IMF/World Bank: Global Rescue Team?
What do the IMF and World Bank have to say about their importance in global development and finance?
September 26, 2002
For some years now, the IMF and World Bank — the two main international financial institutions — have been in a hotseat. Criticism has been leveled at them from many quarters. Our new Read My Lips feature examines why the IMF and the World Bank and their supporters believe that they are important organizations.
What is hard to take about the present globalization debate?
“We seem to be the scapegoat for everything when it goes wrong.”
(Horst Köhler, IMF Managing Director, July 2002)
Is life easy when working for the IMF/World Bank?
“I meet superb professionals who regularly work 80-hour weeks, who endure long separations from their families. Fund staff have been shot at in Bosnia, slaved for weeks without heat in the brutal Tajikistan winter — and have contracted deadly tropical diseases in Africa.”

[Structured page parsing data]
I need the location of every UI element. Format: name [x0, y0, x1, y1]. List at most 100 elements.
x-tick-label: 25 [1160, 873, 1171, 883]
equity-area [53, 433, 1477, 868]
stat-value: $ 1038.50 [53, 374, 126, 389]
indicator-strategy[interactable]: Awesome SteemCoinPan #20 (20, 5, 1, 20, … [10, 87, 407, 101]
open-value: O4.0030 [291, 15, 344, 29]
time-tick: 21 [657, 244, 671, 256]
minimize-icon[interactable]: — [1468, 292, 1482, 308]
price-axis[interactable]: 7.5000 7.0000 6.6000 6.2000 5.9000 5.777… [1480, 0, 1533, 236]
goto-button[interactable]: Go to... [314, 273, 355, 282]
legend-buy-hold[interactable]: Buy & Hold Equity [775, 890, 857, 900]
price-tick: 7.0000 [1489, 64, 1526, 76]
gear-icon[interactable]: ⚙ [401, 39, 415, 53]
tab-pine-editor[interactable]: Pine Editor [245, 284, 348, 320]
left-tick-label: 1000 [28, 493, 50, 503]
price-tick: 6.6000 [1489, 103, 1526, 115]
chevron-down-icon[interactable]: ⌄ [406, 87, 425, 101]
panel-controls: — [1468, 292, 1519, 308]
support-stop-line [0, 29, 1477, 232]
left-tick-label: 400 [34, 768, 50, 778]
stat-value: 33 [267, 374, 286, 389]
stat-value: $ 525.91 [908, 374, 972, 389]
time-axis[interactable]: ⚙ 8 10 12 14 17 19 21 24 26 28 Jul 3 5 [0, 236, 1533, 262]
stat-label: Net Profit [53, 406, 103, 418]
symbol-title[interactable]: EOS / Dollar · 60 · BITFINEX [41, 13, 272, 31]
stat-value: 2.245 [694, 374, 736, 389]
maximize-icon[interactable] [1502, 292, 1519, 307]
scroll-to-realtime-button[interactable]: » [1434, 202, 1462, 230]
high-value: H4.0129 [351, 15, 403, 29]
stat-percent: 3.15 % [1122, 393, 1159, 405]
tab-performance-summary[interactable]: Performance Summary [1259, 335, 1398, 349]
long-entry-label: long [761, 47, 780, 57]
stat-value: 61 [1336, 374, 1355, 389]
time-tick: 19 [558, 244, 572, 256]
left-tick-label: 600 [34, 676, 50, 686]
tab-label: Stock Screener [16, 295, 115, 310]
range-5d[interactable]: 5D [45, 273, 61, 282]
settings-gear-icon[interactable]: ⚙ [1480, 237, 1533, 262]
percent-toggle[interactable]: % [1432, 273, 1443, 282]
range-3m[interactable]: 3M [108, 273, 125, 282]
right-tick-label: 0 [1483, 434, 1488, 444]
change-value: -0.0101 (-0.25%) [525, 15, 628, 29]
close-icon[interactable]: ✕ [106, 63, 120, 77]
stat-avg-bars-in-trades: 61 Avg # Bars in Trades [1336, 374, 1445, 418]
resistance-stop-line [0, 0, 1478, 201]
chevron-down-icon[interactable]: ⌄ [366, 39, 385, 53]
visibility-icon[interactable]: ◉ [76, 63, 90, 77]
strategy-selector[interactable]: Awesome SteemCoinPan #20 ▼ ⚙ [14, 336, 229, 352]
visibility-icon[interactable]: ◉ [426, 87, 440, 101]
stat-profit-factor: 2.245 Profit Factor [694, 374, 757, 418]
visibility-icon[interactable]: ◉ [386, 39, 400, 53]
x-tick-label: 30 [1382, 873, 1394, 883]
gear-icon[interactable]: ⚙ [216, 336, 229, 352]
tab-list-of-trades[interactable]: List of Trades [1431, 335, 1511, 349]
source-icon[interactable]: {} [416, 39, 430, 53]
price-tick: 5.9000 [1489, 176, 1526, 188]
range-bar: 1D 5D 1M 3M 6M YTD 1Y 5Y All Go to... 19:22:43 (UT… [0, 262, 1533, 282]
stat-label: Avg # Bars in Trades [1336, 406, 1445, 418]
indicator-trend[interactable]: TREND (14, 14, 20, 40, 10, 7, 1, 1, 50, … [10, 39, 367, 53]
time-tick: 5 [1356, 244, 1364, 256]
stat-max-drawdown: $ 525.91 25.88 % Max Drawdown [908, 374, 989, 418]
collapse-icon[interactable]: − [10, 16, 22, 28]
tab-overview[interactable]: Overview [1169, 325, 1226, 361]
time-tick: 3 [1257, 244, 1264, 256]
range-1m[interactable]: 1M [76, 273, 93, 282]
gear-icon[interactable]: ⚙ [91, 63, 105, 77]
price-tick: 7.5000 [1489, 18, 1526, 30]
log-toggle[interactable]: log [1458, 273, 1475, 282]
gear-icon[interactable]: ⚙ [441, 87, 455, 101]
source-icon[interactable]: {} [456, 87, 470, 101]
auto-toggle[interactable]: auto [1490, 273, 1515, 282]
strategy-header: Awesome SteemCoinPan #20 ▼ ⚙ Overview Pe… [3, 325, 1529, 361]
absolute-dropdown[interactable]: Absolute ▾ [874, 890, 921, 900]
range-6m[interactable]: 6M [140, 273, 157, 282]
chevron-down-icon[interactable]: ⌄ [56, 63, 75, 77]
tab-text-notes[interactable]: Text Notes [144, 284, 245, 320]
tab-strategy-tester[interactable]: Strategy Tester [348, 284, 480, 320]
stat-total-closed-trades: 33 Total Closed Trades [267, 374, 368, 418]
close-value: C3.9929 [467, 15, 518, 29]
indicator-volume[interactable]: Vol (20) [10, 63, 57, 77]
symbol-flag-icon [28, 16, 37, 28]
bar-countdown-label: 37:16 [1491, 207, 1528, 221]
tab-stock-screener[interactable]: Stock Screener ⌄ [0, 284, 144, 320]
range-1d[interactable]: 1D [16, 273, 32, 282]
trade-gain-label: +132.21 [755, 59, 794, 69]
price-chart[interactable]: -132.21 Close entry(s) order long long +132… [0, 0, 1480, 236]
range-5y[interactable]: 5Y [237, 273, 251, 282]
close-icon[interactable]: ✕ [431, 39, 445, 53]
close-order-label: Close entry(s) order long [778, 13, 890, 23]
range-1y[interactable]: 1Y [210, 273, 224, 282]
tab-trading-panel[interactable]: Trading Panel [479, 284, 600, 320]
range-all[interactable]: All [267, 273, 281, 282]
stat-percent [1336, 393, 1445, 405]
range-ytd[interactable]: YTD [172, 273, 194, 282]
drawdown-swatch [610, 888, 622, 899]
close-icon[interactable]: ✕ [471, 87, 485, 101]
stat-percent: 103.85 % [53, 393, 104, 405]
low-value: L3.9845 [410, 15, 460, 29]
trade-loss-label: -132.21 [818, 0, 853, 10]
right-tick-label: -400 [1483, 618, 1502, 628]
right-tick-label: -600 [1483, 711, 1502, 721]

◆ **Activities**
1 – Answer these questions about the IMF and World Bank page:
(a) What date does the page carry?
(b) Who is quoted as saying "We seem to be the scapegoat for everything when it goes wrong," and what position is given for that person?
(c) In which country, according to the page, did Fund staff work for weeks without heat in winter?
2 – Output the passage of the IMF and World Bank page between "IMF/World Bank: Global" and "the IMF/World Bank?", inclusive.

◆ **Numbered responses**
1 –
(a) September 26, 2002
(b) Horst Köhler, IMF Managing Director
(c) Tajikistan

2 –
IMF/World Bank: Global Rescue Team?
What do the IMF and World Bank have to say about their importance in global development and finance?
September 26, 2002
For some years now, the IMF and World Bank — the two main international financial institutions — have been in a hotseat. Criticism has been leveled at them from many quarters. Our new Read My Lips feature examines why the IMF and the World Bank and their supporters believe that they are important organizations.
What is hard to take about the present globalization debate?
“We seem to be the scapegoat for everything when it goes wrong.”
(Horst Köhler, IMF Managing Director, July 2002)
Is life easy when working for the IMF/World Bank?